**TASK OBJECTIVE:** Nothing but an exact copy of the data should be given.

[Stored dataset items]
····················

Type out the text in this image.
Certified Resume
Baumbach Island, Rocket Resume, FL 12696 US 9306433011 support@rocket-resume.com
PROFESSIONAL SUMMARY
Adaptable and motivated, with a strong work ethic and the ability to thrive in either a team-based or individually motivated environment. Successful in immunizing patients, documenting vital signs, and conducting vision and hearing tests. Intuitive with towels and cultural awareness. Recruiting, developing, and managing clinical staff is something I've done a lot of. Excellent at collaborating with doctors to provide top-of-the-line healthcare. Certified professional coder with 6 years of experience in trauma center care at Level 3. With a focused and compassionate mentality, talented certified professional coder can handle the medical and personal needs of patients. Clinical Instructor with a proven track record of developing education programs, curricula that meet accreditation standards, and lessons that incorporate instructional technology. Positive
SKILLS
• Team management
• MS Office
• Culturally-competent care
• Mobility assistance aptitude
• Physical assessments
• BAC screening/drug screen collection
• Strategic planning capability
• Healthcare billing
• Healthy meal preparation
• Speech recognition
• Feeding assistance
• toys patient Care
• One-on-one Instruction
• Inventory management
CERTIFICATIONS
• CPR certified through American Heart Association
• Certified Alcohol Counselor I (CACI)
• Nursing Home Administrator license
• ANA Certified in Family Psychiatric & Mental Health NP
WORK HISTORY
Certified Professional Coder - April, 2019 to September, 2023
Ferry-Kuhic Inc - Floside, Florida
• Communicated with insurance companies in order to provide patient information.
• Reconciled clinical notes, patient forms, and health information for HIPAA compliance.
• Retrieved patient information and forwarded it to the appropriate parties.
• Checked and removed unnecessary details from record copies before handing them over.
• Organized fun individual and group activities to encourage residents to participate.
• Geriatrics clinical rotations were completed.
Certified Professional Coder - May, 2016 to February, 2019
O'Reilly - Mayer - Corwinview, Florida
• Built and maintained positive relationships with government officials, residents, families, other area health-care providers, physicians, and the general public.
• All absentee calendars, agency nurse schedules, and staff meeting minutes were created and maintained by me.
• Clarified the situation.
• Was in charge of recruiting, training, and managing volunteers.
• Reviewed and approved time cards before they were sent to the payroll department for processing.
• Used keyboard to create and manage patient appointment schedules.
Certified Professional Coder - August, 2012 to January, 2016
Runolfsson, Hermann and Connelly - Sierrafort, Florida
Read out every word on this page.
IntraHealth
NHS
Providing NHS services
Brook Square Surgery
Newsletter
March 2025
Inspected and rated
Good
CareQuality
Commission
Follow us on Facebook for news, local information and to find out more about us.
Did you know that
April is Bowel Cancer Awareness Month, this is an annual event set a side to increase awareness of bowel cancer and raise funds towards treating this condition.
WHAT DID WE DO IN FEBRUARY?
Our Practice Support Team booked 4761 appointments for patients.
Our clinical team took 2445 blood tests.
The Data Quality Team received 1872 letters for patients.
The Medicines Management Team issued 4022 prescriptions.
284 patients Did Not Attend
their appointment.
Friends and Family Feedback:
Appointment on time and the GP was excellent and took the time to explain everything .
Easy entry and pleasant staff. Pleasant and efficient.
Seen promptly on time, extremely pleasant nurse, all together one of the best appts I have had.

····················

**RESPONSE AREA:**
Type out the text in this image.
Certified Resume
Baumbach Island, Rocket Resume, FL 12696 US 9306433011 support@rocket-resume.com
PROFESSIONAL SUMMARY
Adaptable and motivated, with a strong work ethic and the ability to thrive in either a team-based or individually motivated environment. Successful in immunizing patients, documenting vital signs, and conducting vision and hearing tests. Intuitive with towels and cultural awareness. Recruiting, developing, and managing clinical staff is something I've done a lot of. Excellent at collaborating with doctors to provide top-of-the-line healthcare. Certified professional coder with 6 years of experience in trauma center care at Level 3. With a focused and compassionate mentality, talented certified professional coder can handle the medical and personal needs of patients. Clinical Instructor with a proven track record of developing education programs, curricula that meet accreditation standards, and lessons that incorporate instructional technology. Positive
SKILLS
• Team management
• MS Office
• Culturally-competent care
• Mobility assistance aptitude
• Physical assessments
• BAC screening/drug screen collection
• Strategic planning capability
• Healthcare billing
• Healthy meal preparation
• Speech recognition
• Feeding assistance
• toys patient Care
• One-on-one Instruction
• Inventory management
CERTIFICATIONS
• CPR certified through American Heart Association
• Certified Alcohol Counselor I (CACI)
• Nursing Home Administrator license
• ANA Certified in Family Psychiatric & Mental Health NP
WORK HISTORY
Certified Professional Coder - April, 2019 to September, 2023
Ferry-Kuhic Inc - Floside, Florida
• Communicated with insurance companies in order to provide patient information.
• Reconciled clinical notes, patient forms, and health information for HIPAA compliance.
• Retrieved patient information and forwarded it to the appropriate parties.
• Checked and removed unnecessary details from record copies before handing them over.
• Organized fun individual and group activities to encourage residents to participate.
• Geriatrics clinical rotations were completed.
Certified Professional Coder - May, 2016 to February, 2019
O'Reilly - Mayer - Corwinview, Florida
• Built and maintained positive relationships with government officials, residents, families, other area health-care providers, physicians, and the general public.
• All absentee calendars, agency nurse schedules, and staff meeting minutes were created and maintained by me.
• Clarified the situation.
• Was in charge of recruiting, training, and managing volunteers.
• Reviewed and approved time cards before they were sent to the payroll department for processing.
• Used keyboard to create and manage patient appointment schedules.
Certified Professional Coder - August, 2012 to January, 2016
Runolfsson, Hermann and Connelly - Sierrafort, Florida
Read out every word on this page.
IntraHealth
NHS
Providing NHS services
Brook Square Surgery
Newsletter
March 2025
Inspected and rated
Good
CareQuality
Commission
Follow us on Facebook for news, local information and to find out more about us.
Did you know that
April is Bowel Cancer Awareness Month, this is an annual event set a side to increase awareness of bowel cancer and raise funds towards treating this condition.
WHAT DID WE DO IN FEBRUARY?
Our Practice Support Team booked 4761 appointments for patients.
Our clinical team took 2445 blood tests.
The Data Quality Team received 1872 letters for patients.
The Medicines Management Team issued 4022 prescriptions.
284 patients Did Not Attend
their appointment.
Friends and Family Feedback:
Appointment on time and the GP was excellent and took the time to explain everything .
Easy entry and pleasant staff. Pleasant and efficient.
Seen promptly on time, extremely pleasant nurse, all together one of the best appts I have had.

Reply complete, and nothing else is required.